◆ **PROBLEM TO SOLVE**
Scan the data below. Pull out each line where "Cosa" occurs.

◆ **SUPPLIED RECORDS**
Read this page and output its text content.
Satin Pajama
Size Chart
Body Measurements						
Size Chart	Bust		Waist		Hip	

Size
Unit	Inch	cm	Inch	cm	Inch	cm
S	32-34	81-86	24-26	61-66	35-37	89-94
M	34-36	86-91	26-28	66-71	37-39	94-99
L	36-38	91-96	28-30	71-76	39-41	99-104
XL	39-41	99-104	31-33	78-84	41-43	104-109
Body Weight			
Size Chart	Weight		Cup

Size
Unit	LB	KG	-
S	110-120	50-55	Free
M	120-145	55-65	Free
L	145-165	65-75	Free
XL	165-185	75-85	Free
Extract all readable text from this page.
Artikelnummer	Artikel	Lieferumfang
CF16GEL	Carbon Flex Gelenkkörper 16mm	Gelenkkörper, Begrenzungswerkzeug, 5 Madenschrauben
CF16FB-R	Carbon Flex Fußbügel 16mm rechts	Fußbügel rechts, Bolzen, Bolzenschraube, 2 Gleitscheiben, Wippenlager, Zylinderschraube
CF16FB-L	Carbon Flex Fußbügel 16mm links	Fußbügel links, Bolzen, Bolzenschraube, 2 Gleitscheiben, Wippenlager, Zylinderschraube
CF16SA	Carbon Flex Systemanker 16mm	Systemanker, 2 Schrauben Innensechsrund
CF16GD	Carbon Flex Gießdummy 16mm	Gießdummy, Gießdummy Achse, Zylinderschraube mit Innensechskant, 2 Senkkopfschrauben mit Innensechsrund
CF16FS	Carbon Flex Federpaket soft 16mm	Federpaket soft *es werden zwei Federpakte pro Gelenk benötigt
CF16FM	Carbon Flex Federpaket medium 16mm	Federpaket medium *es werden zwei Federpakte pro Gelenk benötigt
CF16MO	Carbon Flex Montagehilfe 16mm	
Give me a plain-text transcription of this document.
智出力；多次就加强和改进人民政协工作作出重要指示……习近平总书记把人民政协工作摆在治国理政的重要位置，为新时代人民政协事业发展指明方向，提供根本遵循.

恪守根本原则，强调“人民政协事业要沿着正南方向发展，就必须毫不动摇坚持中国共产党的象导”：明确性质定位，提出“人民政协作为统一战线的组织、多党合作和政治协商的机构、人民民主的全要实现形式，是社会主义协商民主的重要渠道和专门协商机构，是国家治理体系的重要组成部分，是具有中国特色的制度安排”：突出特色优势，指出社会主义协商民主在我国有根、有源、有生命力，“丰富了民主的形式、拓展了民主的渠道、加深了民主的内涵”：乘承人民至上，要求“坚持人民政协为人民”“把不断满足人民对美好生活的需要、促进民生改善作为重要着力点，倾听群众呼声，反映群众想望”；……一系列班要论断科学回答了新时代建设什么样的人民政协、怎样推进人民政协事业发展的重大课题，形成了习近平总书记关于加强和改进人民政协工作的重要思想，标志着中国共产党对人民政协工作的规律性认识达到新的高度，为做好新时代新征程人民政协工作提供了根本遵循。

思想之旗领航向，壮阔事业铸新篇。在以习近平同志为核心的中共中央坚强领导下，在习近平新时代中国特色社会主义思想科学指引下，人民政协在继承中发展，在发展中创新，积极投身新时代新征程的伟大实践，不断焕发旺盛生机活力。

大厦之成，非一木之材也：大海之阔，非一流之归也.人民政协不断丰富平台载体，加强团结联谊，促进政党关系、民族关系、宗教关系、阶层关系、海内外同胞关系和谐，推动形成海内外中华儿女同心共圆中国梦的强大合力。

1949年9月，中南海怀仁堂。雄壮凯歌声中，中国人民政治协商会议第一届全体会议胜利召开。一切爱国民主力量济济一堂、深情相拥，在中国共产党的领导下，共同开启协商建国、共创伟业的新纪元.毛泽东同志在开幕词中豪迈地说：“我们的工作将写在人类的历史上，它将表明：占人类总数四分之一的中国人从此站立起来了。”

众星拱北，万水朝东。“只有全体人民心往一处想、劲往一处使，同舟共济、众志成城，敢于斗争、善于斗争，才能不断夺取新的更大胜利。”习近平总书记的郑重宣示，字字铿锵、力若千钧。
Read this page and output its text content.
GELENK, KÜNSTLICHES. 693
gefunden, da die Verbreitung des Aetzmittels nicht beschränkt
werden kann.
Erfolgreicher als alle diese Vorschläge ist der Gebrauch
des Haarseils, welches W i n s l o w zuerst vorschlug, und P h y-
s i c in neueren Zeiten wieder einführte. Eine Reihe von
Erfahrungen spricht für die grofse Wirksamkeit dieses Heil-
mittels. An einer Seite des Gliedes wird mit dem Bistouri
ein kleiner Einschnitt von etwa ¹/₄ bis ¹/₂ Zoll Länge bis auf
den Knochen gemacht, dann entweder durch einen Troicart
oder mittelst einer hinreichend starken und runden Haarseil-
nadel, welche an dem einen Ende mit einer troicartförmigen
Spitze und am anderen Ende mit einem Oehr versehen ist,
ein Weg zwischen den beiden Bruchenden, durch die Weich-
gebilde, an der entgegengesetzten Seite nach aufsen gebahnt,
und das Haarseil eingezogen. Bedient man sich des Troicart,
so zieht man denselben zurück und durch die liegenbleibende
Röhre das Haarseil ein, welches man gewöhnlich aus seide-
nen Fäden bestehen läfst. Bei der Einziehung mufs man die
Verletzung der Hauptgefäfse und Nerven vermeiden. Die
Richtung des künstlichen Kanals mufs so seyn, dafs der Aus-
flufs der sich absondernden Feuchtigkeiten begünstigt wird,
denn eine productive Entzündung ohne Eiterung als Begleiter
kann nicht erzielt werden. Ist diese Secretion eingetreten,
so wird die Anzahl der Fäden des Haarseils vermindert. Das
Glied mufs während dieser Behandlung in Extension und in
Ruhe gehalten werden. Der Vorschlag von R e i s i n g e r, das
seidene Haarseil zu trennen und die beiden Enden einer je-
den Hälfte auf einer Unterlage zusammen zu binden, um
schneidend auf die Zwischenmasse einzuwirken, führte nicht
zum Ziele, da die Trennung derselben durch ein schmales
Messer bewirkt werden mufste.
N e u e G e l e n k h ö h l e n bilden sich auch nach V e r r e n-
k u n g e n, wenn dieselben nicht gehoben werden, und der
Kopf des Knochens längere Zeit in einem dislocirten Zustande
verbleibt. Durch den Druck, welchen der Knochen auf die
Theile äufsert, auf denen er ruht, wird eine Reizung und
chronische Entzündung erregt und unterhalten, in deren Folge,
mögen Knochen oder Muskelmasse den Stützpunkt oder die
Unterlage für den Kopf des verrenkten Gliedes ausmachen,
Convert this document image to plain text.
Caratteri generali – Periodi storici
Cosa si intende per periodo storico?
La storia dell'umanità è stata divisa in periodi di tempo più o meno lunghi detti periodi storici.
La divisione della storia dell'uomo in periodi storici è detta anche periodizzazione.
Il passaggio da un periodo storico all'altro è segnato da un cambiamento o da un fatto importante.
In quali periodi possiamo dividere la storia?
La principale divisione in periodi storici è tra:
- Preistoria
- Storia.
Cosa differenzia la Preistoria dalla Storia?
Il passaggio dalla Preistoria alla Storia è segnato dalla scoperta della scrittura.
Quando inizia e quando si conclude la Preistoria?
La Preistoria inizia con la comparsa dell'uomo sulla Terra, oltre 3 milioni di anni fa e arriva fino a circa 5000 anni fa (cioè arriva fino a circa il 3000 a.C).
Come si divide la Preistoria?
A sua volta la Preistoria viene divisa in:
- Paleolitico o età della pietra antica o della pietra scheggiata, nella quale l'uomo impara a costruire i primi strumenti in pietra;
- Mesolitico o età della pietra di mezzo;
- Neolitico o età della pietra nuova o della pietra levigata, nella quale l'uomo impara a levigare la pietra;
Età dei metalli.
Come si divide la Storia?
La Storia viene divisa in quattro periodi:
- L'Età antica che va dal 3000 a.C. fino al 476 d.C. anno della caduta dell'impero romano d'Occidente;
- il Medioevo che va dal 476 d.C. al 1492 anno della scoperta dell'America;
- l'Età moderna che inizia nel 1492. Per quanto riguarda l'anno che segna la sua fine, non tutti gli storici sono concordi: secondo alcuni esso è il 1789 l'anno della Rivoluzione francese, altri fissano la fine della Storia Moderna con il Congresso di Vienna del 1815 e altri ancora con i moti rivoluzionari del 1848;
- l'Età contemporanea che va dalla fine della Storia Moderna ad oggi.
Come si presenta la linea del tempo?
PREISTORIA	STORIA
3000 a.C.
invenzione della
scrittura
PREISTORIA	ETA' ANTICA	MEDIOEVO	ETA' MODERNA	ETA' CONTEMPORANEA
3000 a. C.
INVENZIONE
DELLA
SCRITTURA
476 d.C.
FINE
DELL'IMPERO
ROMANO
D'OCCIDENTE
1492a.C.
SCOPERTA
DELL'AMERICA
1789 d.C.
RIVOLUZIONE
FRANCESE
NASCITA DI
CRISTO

◆ **EXERCISE RESULT**
Cosa si intende per periodo storico?
Cosa differenzia la Preistoria dalla Storia?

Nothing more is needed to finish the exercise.